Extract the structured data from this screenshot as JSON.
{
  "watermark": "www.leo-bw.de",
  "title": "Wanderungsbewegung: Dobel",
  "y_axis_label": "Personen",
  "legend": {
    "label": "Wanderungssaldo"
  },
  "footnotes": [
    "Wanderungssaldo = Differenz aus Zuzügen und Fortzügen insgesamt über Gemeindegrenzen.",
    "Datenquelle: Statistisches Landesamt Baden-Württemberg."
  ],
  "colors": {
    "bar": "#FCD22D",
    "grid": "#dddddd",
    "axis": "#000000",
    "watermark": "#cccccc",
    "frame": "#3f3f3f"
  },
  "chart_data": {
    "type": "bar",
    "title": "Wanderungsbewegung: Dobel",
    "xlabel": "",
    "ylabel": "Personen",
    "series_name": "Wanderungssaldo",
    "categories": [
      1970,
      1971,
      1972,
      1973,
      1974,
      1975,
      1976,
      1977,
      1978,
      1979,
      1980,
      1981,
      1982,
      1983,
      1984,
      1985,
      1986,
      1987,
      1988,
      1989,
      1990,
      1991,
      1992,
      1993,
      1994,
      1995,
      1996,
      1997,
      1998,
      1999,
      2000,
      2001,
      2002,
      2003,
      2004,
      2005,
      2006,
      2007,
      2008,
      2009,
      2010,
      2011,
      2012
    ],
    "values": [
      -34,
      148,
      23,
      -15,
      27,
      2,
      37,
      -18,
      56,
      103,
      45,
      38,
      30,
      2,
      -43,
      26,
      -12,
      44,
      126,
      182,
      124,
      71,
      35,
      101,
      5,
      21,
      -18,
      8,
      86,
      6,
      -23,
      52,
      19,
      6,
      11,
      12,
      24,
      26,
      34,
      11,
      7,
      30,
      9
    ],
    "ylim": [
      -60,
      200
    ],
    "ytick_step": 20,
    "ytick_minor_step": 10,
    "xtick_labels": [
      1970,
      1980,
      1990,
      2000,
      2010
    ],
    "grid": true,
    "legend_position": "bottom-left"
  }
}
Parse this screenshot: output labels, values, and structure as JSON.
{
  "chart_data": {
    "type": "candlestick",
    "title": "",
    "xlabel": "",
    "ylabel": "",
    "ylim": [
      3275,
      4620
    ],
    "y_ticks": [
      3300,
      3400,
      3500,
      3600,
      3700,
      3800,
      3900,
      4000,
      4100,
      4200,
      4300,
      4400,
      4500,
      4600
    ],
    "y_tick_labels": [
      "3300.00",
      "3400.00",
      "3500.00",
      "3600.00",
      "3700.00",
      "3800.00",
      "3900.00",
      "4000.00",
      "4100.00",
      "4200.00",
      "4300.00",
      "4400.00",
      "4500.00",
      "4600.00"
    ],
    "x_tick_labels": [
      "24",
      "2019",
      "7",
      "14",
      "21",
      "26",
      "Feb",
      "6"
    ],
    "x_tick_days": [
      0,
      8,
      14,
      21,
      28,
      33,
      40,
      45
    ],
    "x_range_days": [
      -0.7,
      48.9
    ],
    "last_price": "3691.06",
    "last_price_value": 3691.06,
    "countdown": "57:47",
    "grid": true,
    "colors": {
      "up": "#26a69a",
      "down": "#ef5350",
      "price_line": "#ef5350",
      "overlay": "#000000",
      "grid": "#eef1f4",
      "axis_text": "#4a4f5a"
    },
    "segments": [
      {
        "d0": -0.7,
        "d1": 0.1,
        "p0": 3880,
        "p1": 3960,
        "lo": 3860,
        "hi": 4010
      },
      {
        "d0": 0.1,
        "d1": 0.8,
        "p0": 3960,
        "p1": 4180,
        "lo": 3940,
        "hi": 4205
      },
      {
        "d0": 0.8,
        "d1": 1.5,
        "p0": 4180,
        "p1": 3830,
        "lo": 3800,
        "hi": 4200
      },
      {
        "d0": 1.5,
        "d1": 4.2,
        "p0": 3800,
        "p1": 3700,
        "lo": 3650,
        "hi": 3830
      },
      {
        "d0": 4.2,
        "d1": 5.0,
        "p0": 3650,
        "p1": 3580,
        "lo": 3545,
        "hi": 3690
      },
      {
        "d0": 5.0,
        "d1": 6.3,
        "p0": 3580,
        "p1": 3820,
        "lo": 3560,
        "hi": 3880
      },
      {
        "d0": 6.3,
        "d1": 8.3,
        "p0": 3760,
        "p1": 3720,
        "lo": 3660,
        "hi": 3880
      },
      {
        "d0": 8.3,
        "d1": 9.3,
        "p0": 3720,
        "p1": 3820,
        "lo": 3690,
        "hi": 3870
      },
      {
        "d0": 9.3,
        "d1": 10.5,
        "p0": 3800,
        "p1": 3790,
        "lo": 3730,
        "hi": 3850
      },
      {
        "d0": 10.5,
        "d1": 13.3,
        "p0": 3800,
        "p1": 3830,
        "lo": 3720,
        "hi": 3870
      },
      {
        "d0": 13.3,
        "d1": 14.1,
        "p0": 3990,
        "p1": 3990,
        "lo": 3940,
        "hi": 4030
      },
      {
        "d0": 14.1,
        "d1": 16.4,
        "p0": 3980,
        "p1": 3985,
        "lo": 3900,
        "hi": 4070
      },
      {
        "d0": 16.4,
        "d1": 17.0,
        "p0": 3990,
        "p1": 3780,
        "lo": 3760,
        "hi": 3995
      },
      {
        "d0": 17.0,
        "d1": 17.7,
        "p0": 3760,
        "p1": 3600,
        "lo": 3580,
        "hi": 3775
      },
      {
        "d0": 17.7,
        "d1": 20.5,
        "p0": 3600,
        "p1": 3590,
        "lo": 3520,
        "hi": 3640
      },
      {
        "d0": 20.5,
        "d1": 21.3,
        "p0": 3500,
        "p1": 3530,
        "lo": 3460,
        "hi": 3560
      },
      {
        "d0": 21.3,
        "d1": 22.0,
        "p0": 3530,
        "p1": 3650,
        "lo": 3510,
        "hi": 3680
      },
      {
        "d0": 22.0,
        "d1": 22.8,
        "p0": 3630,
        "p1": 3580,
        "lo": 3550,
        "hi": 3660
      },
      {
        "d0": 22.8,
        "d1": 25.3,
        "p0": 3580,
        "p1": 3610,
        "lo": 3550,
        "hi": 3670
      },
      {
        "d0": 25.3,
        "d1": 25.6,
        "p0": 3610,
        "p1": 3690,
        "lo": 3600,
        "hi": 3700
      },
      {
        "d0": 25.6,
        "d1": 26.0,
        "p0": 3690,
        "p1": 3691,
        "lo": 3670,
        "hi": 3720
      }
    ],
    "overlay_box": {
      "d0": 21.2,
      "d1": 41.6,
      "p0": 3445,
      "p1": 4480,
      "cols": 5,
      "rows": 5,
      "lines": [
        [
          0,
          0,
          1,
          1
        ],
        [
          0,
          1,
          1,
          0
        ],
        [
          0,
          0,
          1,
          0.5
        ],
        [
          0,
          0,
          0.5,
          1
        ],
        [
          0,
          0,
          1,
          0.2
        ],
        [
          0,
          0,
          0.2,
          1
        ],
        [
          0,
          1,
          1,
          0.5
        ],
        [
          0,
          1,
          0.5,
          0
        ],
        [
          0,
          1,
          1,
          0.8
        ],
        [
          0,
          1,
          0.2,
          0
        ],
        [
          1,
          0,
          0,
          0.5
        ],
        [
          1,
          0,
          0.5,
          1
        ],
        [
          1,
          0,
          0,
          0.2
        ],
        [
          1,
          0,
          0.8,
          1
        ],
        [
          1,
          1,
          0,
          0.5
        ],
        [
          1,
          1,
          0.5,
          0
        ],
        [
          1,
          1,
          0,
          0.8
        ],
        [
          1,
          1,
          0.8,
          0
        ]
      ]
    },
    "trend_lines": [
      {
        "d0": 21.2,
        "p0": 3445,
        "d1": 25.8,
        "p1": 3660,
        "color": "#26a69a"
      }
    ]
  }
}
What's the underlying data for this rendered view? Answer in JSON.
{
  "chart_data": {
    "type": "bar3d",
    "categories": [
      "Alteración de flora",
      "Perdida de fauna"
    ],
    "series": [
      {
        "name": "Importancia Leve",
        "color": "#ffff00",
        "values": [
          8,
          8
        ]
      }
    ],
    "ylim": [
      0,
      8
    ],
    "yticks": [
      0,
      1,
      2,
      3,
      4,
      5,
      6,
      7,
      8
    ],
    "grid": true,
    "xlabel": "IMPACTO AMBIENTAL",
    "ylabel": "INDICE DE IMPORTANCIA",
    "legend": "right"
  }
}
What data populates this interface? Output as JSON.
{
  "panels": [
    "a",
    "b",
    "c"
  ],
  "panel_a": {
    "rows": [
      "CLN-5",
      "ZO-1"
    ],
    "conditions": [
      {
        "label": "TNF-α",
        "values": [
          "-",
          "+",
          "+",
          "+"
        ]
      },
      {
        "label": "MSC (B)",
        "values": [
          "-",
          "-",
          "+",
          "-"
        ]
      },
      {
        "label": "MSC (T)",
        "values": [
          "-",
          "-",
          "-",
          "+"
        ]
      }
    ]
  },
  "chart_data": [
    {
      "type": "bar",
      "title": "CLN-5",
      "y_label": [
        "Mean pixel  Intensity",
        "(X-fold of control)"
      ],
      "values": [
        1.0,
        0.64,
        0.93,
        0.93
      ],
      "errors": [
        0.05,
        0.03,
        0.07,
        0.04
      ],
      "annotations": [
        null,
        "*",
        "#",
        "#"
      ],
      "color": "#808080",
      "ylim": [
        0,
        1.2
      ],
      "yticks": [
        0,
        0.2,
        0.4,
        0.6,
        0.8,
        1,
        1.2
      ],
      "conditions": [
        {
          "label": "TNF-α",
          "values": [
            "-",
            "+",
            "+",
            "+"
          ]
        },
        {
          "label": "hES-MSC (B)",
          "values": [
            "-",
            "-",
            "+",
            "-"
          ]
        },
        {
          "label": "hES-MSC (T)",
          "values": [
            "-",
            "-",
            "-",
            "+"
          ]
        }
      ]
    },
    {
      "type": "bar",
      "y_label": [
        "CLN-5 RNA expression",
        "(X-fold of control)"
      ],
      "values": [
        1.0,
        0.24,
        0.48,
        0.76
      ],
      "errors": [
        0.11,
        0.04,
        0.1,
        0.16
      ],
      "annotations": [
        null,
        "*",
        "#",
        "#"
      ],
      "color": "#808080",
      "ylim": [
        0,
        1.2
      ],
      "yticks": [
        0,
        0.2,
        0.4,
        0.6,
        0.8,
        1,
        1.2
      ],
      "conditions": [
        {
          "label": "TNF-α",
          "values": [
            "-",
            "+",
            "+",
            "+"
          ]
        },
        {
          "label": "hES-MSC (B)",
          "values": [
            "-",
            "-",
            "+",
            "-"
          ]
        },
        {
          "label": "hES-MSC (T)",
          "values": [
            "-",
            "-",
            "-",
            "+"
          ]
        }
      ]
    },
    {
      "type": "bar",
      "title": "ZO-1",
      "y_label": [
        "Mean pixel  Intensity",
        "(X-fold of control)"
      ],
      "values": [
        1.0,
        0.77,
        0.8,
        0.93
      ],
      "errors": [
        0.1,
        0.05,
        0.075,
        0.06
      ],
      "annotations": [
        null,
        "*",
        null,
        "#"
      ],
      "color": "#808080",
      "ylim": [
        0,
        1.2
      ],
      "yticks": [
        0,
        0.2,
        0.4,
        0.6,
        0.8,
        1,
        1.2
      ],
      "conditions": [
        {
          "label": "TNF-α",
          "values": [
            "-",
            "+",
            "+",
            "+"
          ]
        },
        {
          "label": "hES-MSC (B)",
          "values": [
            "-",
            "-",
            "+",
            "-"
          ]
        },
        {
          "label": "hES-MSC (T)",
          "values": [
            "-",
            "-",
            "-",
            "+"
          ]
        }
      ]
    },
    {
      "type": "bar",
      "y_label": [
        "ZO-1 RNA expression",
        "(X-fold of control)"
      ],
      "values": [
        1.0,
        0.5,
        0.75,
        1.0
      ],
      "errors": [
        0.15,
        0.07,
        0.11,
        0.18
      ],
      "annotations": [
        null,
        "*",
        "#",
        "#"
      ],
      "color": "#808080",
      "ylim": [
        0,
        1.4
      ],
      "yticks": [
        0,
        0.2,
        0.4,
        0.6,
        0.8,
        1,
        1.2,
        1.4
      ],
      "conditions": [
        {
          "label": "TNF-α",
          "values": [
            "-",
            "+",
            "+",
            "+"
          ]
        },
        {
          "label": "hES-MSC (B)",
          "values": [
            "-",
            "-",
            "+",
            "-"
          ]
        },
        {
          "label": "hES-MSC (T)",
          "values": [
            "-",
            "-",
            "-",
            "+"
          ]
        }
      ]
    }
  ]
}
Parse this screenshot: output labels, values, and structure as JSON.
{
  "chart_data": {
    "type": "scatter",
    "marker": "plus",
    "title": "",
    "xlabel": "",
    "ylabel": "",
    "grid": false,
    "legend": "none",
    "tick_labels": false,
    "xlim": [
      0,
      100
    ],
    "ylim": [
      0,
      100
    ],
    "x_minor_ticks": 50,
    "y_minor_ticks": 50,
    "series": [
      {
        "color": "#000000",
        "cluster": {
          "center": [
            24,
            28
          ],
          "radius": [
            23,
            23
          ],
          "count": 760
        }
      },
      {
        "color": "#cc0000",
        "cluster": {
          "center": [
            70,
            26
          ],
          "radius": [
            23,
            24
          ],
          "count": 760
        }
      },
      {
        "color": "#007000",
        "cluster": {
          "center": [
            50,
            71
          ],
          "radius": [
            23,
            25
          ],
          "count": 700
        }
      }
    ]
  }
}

+++++

Problem requirements — List the lines of the entries that include "watermark".

Written response —
  "watermark": "www.leo-bw.de",
    "watermark": "#cccccc",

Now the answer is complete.